**Structured figure records**

--------------------------------

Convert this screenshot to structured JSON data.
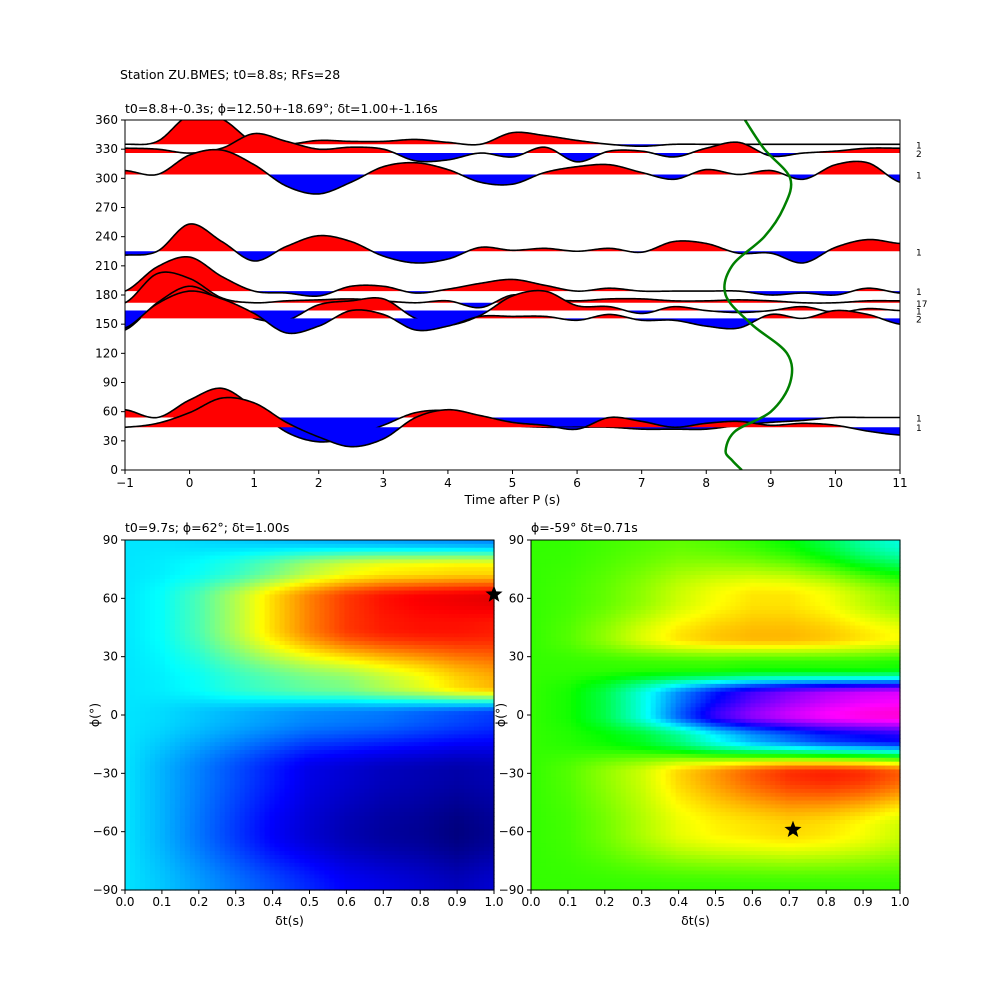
{
  "figure": {
    "suptitle": "Station ZU.BMES; t0=8.8s; RFs=28"
  },
  "chart_data": [
    {
      "type": "line",
      "panel": "top",
      "title": "t0=8.8+-0.3s; ϕ=12.50+-18.69°; δt=1.00+-1.16s",
      "xlabel": "Time after P (s)",
      "ylabel": "",
      "xlim": [
        -1,
        11
      ],
      "ylim": [
        0,
        360
      ],
      "xticks": [
        -1,
        0,
        1,
        2,
        3,
        4,
        5,
        6,
        7,
        8,
        9,
        10,
        11
      ],
      "yticks": [
        0,
        30,
        60,
        90,
        120,
        150,
        180,
        210,
        240,
        270,
        300,
        330,
        360
      ],
      "fill_positive_color": "#ff0000",
      "fill_negative_color": "#0000ff",
      "curve_color": "#008000",
      "traces": [
        {
          "baseline": 335,
          "count": "1",
          "values": [
            0,
            3,
            30,
            26,
            2,
            0,
            4,
            3,
            3,
            5,
            2,
            0,
            12,
            9,
            4,
            0,
            -2,
            0
          ],
          "values_step_s": 0.5,
          "values_start_s": -1
        },
        {
          "baseline": 326,
          "count": "2",
          "values": [
            5,
            4,
            0,
            5,
            20,
            12,
            4,
            6,
            4,
            -8,
            -7,
            0,
            -4,
            6,
            -9,
            2,
            2,
            -4,
            5,
            11,
            -3,
            0,
            2,
            5,
            5
          ],
          "values_step_s": 0.5,
          "values_start_s": -1
        },
        {
          "baseline": 304,
          "count": "1",
          "values": [
            4,
            0,
            20,
            25,
            10,
            -12,
            -20,
            -8,
            8,
            12,
            5,
            -8,
            -10,
            2,
            8,
            10,
            2,
            -5,
            5,
            0,
            4,
            -5,
            10,
            12,
            -8
          ],
          "values_step_s": 0.5,
          "values_start_s": -1
        },
        {
          "baseline": 225,
          "count": "1",
          "values": [
            -4,
            0,
            28,
            10,
            -10,
            5,
            16,
            10,
            -5,
            -12,
            -8,
            4,
            1,
            3,
            0,
            3,
            -1,
            10,
            8,
            -2,
            -2,
            -12,
            4,
            12,
            8
          ],
          "values_step_s": 0.5,
          "values_start_s": -1
        },
        {
          "baseline": 184,
          "count": "1",
          "values": [
            0,
            25,
            35,
            15,
            0,
            -2,
            -5,
            5,
            5,
            -2,
            2,
            8,
            12,
            6,
            0,
            3,
            0,
            0,
            0,
            0,
            -4,
            -2,
            -4,
            3,
            -2
          ],
          "values_step_s": 0.5,
          "values_start_s": -1
        },
        {
          "baseline": 172,
          "count": "17",
          "values": [
            0,
            30,
            25,
            5,
            0,
            2,
            3,
            4,
            2,
            0,
            2,
            -5,
            8,
            4,
            2,
            4,
            4,
            2,
            2,
            3,
            2,
            0,
            0,
            2,
            2
          ],
          "values_step_s": 0.5,
          "values_start_s": -1
        },
        {
          "baseline": 164,
          "count": "1",
          "values": [
            -20,
            8,
            25,
            10,
            -8,
            -10,
            6,
            10,
            12,
            -8,
            -15,
            -5,
            15,
            20,
            5,
            4,
            -3,
            4,
            0,
            -2,
            0,
            4,
            -2,
            2,
            0
          ],
          "values_step_s": 0.5,
          "values_start_s": -1
        },
        {
          "baseline": 156,
          "count": "2",
          "values": [
            -10,
            15,
            28,
            20,
            5,
            -15,
            -8,
            8,
            4,
            -12,
            -8,
            2,
            2,
            2,
            -2,
            4,
            -2,
            -2,
            -8,
            -10,
            4,
            0,
            8,
            4,
            -6
          ],
          "values_step_s": 0.5,
          "values_start_s": -1
        },
        {
          "baseline": 54,
          "count": "1",
          "values": [
            8,
            0,
            18,
            30,
            10,
            -15,
            -25,
            -20,
            -8,
            5,
            7,
            0,
            -8,
            -10,
            -10,
            -10,
            -12,
            -12,
            -12,
            -8,
            -5,
            -3,
            0,
            0,
            0
          ],
          "values_step_s": 0.5,
          "values_start_s": -1
        },
        {
          "baseline": 44,
          "count": "1",
          "values": [
            0,
            4,
            15,
            30,
            25,
            5,
            -10,
            -20,
            -12,
            10,
            18,
            12,
            5,
            2,
            -2,
            10,
            6,
            0,
            4,
            6,
            2,
            4,
            2,
            -4,
            -8
          ],
          "values_step_s": 0.5,
          "values_start_s": -1
        }
      ],
      "curve": {
        "x": [
          8.6,
          8.9,
          9.3,
          9.2,
          8.9,
          8.4,
          8.3,
          8.7,
          9.25,
          9.3,
          9.0,
          8.45,
          8.3,
          8.4,
          8.55
        ],
        "y": [
          360,
          330,
          300,
          270,
          240,
          210,
          180,
          150,
          120,
          90,
          60,
          40,
          20,
          10,
          0
        ]
      }
    },
    {
      "type": "heatmap",
      "panel": "bottom-left",
      "title": "t0=9.7s; ϕ=62°; δt=1.00s",
      "xlabel": "δt(s)",
      "ylabel": "ϕ(°)",
      "xlim": [
        0,
        1
      ],
      "ylim": [
        -90,
        90
      ],
      "xticks": [
        0.0,
        0.1,
        0.2,
        0.3,
        0.4,
        0.5,
        0.6,
        0.7,
        0.8,
        0.9,
        1.0
      ],
      "yticks": [
        -90,
        -60,
        -30,
        0,
        30,
        60,
        90
      ],
      "colormap": "jet",
      "max_marker": {
        "x": 1.0,
        "y": 62
      },
      "grid_values": [
        [
          0.35,
          0.35,
          0.34,
          0.33,
          0.32,
          0.31,
          0.3,
          0.29,
          0.28,
          0.27,
          0.26
        ],
        [
          0.35,
          0.36,
          0.38,
          0.42,
          0.48,
          0.55,
          0.6,
          0.63,
          0.64,
          0.65,
          0.65
        ],
        [
          0.35,
          0.38,
          0.45,
          0.55,
          0.66,
          0.75,
          0.82,
          0.86,
          0.88,
          0.89,
          0.9
        ],
        [
          0.35,
          0.38,
          0.45,
          0.55,
          0.66,
          0.75,
          0.82,
          0.85,
          0.86,
          0.86,
          0.85
        ],
        [
          0.35,
          0.36,
          0.38,
          0.42,
          0.45,
          0.48,
          0.5,
          0.55,
          0.6,
          0.66,
          0.7
        ],
        [
          0.35,
          0.34,
          0.32,
          0.3,
          0.28,
          0.26,
          0.25,
          0.24,
          0.22,
          0.2,
          0.18
        ],
        [
          0.35,
          0.3,
          0.25,
          0.2,
          0.15,
          0.1,
          0.08,
          0.06,
          0.05,
          0.04,
          0.05
        ],
        [
          0.35,
          0.3,
          0.24,
          0.18,
          0.12,
          0.08,
          0.05,
          0.03,
          0.02,
          0.0,
          0.02
        ],
        [
          0.35,
          0.32,
          0.28,
          0.24,
          0.2,
          0.16,
          0.12,
          0.1,
          0.08,
          0.06,
          0.08
        ]
      ],
      "grid_phi": [
        90,
        75,
        60,
        45,
        15,
        0,
        -30,
        -60,
        -90
      ]
    },
    {
      "type": "heatmap",
      "panel": "bottom-right",
      "title": "ϕ=-59° δt=0.71s",
      "xlabel": "δt(s)",
      "ylabel": "ϕ(°)",
      "xlim": [
        0,
        1
      ],
      "ylim": [
        -90,
        90
      ],
      "xticks": [
        0.0,
        0.1,
        0.2,
        0.3,
        0.4,
        0.5,
        0.6,
        0.7,
        0.8,
        0.9,
        1.0
      ],
      "yticks": [
        -90,
        -60,
        -30,
        0,
        30,
        60,
        90
      ],
      "colormap": "hsv",
      "max_marker": {
        "x": 0.71,
        "y": -59
      },
      "grid_values": [
        [
          0.3,
          0.3,
          0.29,
          0.28,
          0.27,
          0.28,
          0.3,
          0.33,
          0.38,
          0.44,
          0.48
        ],
        [
          0.3,
          0.29,
          0.27,
          0.24,
          0.2,
          0.17,
          0.15,
          0.15,
          0.17,
          0.21,
          0.25
        ],
        [
          0.3,
          0.28,
          0.24,
          0.19,
          0.15,
          0.13,
          0.12,
          0.12,
          0.13,
          0.15,
          0.17
        ],
        [
          0.3,
          0.3,
          0.3,
          0.3,
          0.3,
          0.3,
          0.31,
          0.31,
          0.31,
          0.31,
          0.32
        ],
        [
          0.3,
          0.32,
          0.38,
          0.48,
          0.58,
          0.66,
          0.72,
          0.76,
          0.79,
          0.81,
          0.82
        ],
        [
          0.3,
          0.32,
          0.38,
          0.48,
          0.6,
          0.7,
          0.76,
          0.8,
          0.83,
          0.85,
          0.86
        ],
        [
          0.3,
          0.31,
          0.33,
          0.36,
          0.42,
          0.5,
          0.56,
          0.6,
          0.64,
          0.66,
          0.68
        ],
        [
          0.3,
          0.28,
          0.24,
          0.2,
          0.14,
          0.1,
          0.06,
          0.03,
          0.02,
          0.03,
          0.06
        ],
        [
          0.3,
          0.29,
          0.26,
          0.22,
          0.18,
          0.16,
          0.15,
          0.14,
          0.15,
          0.17,
          0.2
        ],
        [
          0.3,
          0.3,
          0.3,
          0.3,
          0.3,
          0.3,
          0.3,
          0.3,
          0.3,
          0.3,
          0.3
        ]
      ],
      "grid_phi": [
        90,
        60,
        40,
        25,
        10,
        0,
        -12,
        -30,
        -59,
        -90
      ]
    }
  ]
}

--------------------------------

**WHAT TO DO**
Look through the entries and find each line that has the string "bottom". Copy those lines.

**SOLUTION TO THE EXERCISE**
      "panel": "bottom-left",
      "panel": "bottom-right",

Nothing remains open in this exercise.